→ Records provided:
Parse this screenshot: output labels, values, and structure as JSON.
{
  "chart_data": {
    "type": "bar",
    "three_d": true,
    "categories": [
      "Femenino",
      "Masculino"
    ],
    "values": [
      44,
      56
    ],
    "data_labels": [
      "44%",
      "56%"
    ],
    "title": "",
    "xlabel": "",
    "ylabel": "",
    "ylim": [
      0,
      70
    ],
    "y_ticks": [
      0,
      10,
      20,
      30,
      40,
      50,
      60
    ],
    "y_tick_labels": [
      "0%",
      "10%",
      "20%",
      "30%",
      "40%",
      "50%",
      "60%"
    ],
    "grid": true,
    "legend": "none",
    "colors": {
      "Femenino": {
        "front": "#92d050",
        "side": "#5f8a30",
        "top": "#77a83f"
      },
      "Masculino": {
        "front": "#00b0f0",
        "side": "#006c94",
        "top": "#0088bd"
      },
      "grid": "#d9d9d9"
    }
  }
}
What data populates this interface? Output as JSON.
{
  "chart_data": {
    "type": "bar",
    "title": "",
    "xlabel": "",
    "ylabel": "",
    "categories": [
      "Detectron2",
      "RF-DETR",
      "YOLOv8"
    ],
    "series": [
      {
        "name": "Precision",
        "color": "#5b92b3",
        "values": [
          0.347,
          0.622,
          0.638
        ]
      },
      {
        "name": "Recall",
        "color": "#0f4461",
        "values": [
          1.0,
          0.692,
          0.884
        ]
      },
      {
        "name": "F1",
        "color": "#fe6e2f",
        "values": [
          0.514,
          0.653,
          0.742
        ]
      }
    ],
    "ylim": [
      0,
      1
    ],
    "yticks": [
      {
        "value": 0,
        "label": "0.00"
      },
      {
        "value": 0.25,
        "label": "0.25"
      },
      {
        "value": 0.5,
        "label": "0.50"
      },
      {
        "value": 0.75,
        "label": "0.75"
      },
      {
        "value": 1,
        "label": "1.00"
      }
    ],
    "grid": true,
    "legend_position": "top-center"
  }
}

→ Short problem:
Return every record above exactly as it appears.

→ Exercise solution:
Parse this screenshot: output labels, values, and structure as JSON.
{
  "chart_data": {
    "type": "bar",
    "three_d": true,
    "categories": [
      "Femenino",
      "Masculino"
    ],
    "values": [
      44,
      56
    ],
    "data_labels": [
      "44%",
      "56%"
    ],
    "title": "",
    "xlabel": "",
    "ylabel": "",
    "ylim": [
      0,
      70
    ],
    "y_ticks": [
      0,
      10,
      20,
      30,
      40,
      50,
      60
    ],
    "y_tick_labels": [
      "0%",
      "10%",
      "20%",
      "30%",
      "40%",
      "50%",
      "60%"
    ],
    "grid": true,
    "legend": "none",
    "colors": {
      "Femenino": {
        "front": "#92d050",
        "side": "#5f8a30",
        "top": "#77a83f"
      },
      "Masculino": {
        "front": "#00b0f0",
        "side": "#006c94",
        "top": "#0088bd"
      },
      "grid": "#d9d9d9"
    }
  }
}
What data populates this interface? Output as JSON.
{
  "chart_data": {
    "type": "bar",
    "title": "",
    "xlabel": "",
    "ylabel": "",
    "categories": [
      "Detectron2",
      "RF-DETR",
      "YOLOv8"
    ],
    "series": [
      {
        "name": "Precision",
        "color": "#5b92b3",
        "values": [
          0.347,
          0.622,
          0.638
        ]
      },
      {
        "name": "Recall",
        "color": "#0f4461",
        "values": [
          1.0,
          0.692,
          0.884
        ]
      },
      {
        "name": "F1",
        "color": "#fe6e2f",
        "values": [
          0.514,
          0.653,
          0.742
        ]
      }
    ],
    "ylim": [
      0,
      1
    ],
    "yticks": [
      {
        "value": 0,
        "label": "0.00"
      },
      {
        "value": 0.25,
        "label": "0.25"
      },
      {
        "value": 0.5,
        "label": "0.50"
      },
      {
        "value": 0.75,
        "label": "0.75"
      },
      {
        "value": 1,
        "label": "1.00"
      }
    ],
    "grid": true,
    "legend_position": "top-center"
  }
}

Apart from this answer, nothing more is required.